Region boundary data
• • • • •
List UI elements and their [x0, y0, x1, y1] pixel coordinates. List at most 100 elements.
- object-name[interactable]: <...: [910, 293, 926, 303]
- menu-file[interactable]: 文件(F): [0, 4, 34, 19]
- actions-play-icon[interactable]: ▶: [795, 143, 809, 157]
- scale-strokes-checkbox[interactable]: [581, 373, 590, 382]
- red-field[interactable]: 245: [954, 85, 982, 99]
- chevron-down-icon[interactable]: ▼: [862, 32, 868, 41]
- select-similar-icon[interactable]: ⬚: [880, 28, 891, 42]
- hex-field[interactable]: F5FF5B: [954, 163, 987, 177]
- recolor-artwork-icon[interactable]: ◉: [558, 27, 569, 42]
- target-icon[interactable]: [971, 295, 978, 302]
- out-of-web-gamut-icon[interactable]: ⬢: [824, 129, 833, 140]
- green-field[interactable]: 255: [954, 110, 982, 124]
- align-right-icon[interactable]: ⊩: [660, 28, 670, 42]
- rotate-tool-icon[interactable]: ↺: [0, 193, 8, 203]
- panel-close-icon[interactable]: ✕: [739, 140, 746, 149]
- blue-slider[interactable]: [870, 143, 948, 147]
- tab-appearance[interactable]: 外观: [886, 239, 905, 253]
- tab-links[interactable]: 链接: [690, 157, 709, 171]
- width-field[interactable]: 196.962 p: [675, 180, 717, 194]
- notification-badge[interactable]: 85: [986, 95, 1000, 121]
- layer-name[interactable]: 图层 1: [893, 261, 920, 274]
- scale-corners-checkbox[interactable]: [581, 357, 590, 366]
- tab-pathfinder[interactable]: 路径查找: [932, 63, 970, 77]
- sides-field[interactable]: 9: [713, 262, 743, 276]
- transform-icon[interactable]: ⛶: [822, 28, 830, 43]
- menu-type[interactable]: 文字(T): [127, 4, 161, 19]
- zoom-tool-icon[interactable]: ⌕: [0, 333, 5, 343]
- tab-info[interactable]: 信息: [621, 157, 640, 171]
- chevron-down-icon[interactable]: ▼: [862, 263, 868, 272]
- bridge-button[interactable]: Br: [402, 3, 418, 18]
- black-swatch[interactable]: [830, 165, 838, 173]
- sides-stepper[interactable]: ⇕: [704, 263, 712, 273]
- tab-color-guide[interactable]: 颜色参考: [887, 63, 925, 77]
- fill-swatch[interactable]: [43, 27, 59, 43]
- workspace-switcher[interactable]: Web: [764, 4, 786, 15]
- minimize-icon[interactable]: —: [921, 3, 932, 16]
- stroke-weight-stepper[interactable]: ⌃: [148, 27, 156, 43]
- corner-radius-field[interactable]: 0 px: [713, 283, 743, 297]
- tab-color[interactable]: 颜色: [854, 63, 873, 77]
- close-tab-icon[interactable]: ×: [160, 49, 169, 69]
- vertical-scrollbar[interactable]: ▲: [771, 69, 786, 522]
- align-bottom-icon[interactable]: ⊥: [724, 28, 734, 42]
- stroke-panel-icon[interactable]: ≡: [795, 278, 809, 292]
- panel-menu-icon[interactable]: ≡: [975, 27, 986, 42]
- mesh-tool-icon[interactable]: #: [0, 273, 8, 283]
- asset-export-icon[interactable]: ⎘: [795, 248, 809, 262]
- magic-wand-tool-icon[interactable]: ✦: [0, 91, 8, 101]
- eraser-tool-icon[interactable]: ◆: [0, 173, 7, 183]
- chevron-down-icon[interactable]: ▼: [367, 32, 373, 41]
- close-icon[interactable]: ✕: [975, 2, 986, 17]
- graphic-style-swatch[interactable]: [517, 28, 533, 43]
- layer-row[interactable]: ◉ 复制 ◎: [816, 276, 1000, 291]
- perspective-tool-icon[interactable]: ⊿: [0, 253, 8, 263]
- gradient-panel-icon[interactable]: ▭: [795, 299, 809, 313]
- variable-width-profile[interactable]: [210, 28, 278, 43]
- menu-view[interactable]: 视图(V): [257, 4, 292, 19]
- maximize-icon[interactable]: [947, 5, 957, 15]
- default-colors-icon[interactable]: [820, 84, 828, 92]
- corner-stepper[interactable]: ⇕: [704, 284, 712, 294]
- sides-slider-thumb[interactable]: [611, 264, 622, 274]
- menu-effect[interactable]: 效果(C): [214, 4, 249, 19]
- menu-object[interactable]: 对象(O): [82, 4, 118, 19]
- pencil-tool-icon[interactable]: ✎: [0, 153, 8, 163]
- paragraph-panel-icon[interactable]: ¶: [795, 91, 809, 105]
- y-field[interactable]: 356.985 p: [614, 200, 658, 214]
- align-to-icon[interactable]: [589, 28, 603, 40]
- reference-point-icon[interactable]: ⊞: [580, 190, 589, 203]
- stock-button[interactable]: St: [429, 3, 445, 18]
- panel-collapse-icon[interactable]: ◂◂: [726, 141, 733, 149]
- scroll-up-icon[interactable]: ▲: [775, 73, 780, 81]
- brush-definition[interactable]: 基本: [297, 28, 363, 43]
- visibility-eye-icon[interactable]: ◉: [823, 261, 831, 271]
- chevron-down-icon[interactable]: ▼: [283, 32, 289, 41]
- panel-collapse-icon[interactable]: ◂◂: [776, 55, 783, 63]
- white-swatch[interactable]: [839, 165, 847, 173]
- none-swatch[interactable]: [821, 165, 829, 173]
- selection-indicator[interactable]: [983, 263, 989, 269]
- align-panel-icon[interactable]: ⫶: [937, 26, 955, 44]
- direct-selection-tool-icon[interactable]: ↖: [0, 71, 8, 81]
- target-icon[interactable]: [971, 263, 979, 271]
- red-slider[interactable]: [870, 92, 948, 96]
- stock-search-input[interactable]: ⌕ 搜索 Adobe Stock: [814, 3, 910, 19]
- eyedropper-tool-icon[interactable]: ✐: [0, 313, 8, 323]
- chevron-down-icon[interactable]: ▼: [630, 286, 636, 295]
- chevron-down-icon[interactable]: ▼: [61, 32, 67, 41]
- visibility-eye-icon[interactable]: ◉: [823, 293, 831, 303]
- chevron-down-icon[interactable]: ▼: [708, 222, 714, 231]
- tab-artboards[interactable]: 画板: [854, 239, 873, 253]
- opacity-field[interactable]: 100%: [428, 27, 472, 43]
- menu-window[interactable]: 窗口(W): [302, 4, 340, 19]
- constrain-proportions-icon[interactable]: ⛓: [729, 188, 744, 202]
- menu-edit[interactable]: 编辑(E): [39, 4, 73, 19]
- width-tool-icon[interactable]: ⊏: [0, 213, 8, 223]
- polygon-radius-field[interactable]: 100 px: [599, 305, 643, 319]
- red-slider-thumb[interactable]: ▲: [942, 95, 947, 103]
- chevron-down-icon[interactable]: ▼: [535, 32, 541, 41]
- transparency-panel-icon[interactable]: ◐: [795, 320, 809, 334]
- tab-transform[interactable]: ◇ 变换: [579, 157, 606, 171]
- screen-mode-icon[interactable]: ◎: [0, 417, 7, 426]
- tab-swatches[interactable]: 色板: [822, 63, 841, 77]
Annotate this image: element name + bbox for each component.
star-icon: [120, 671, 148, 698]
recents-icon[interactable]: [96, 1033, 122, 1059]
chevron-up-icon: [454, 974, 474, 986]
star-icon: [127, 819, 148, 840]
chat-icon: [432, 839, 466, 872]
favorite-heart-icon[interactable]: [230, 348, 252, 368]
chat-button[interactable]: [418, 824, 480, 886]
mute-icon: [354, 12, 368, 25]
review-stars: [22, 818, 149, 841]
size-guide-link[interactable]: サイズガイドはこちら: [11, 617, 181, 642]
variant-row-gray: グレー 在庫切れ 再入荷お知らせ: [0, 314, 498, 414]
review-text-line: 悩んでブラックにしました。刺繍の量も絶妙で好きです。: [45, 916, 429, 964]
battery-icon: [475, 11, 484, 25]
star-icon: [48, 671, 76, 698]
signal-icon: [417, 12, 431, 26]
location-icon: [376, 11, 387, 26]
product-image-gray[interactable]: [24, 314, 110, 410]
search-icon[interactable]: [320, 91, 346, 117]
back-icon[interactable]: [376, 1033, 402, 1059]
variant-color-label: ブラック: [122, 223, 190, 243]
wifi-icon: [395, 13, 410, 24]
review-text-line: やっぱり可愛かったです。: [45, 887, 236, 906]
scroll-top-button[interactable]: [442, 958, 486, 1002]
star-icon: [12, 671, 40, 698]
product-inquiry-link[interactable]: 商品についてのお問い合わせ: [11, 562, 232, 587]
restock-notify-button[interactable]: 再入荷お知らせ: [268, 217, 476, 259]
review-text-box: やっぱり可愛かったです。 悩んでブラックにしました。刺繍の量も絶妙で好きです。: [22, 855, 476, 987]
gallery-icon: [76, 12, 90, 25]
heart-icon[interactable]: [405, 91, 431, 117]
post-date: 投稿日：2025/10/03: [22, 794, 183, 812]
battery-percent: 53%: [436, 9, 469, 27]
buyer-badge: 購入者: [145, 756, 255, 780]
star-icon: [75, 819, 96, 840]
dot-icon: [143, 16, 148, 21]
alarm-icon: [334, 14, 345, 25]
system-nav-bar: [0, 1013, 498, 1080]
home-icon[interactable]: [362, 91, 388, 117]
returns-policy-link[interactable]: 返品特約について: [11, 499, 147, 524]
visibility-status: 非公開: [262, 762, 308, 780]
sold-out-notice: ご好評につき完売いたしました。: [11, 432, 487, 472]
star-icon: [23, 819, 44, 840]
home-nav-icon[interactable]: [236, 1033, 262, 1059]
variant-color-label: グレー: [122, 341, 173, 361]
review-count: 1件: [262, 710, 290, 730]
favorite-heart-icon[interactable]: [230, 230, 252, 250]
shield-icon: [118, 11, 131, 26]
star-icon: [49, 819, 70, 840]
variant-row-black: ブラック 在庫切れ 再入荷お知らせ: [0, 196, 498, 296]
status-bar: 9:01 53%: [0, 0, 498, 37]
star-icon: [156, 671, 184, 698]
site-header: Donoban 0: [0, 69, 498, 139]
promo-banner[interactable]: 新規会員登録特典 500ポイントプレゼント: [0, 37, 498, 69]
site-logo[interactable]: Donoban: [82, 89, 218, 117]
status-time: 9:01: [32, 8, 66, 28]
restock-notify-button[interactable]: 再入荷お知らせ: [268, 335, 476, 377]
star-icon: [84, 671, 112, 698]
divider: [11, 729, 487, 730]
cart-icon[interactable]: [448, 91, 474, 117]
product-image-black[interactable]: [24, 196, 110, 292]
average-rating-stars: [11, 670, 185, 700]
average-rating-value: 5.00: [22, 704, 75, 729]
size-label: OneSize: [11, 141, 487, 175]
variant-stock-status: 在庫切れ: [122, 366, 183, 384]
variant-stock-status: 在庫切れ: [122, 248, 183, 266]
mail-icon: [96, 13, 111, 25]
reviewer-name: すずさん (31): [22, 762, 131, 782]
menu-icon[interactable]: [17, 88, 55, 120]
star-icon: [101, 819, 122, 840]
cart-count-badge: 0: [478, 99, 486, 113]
• • • • •
Problem details. Repeat the stretch of region boundary data from the start through the line containing "- tab-color-guide[interactable]: 颜色参考: [887, 63, 925, 77]", including both ends.

Correct result.
List UI elements and their [x0, y0, x1, y1] pixel coordinates. List at most 100 elements.
- object-name[interactable]: <...: [910, 293, 926, 303]
- menu-file[interactable]: 文件(F): [0, 4, 34, 19]
- actions-play-icon[interactable]: ▶: [795, 143, 809, 157]
- scale-strokes-checkbox[interactable]: [581, 373, 590, 382]
- red-field[interactable]: 245: [954, 85, 982, 99]
- chevron-down-icon[interactable]: ▼: [862, 32, 868, 41]
- select-similar-icon[interactable]: ⬚: [880, 28, 891, 42]
- hex-field[interactable]: F5FF5B: [954, 163, 987, 177]
- recolor-artwork-icon[interactable]: ◉: [558, 27, 569, 42]
- target-icon[interactable]: [971, 295, 978, 302]
- out-of-web-gamut-icon[interactable]: ⬢: [824, 129, 833, 140]
- green-field[interactable]: 255: [954, 110, 982, 124]
- align-right-icon[interactable]: ⊩: [660, 28, 670, 42]
- rotate-tool-icon[interactable]: ↺: [0, 193, 8, 203]
- panel-close-icon[interactable]: ✕: [739, 140, 746, 149]
- blue-slider[interactable]: [870, 143, 948, 147]
- tab-appearance[interactable]: 外观: [886, 239, 905, 253]
- tab-links[interactable]: 链接: [690, 157, 709, 171]
- width-field[interactable]: 196.962 p: [675, 180, 717, 194]
- notification-badge[interactable]: 85: [986, 95, 1000, 121]
- layer-name[interactable]: 图层 1: [893, 261, 920, 274]
- scale-corners-checkbox[interactable]: [581, 357, 590, 366]
- tab-pathfinder[interactable]: 路径查找: [932, 63, 970, 77]
- sides-field[interactable]: 9: [713, 262, 743, 276]
- transform-icon[interactable]: ⛶: [822, 28, 830, 43]
- menu-type[interactable]: 文字(T): [127, 4, 161, 19]
- zoom-tool-icon[interactable]: ⌕: [0, 333, 5, 343]
- tab-info[interactable]: 信息: [621, 157, 640, 171]
- chevron-down-icon[interactable]: ▼: [862, 263, 868, 272]
- bridge-button[interactable]: Br: [402, 3, 418, 18]
- black-swatch[interactable]: [830, 165, 838, 173]
- sides-stepper[interactable]: ⇕: [704, 263, 712, 273]
- tab-color-guide[interactable]: 颜色参考: [887, 63, 925, 77]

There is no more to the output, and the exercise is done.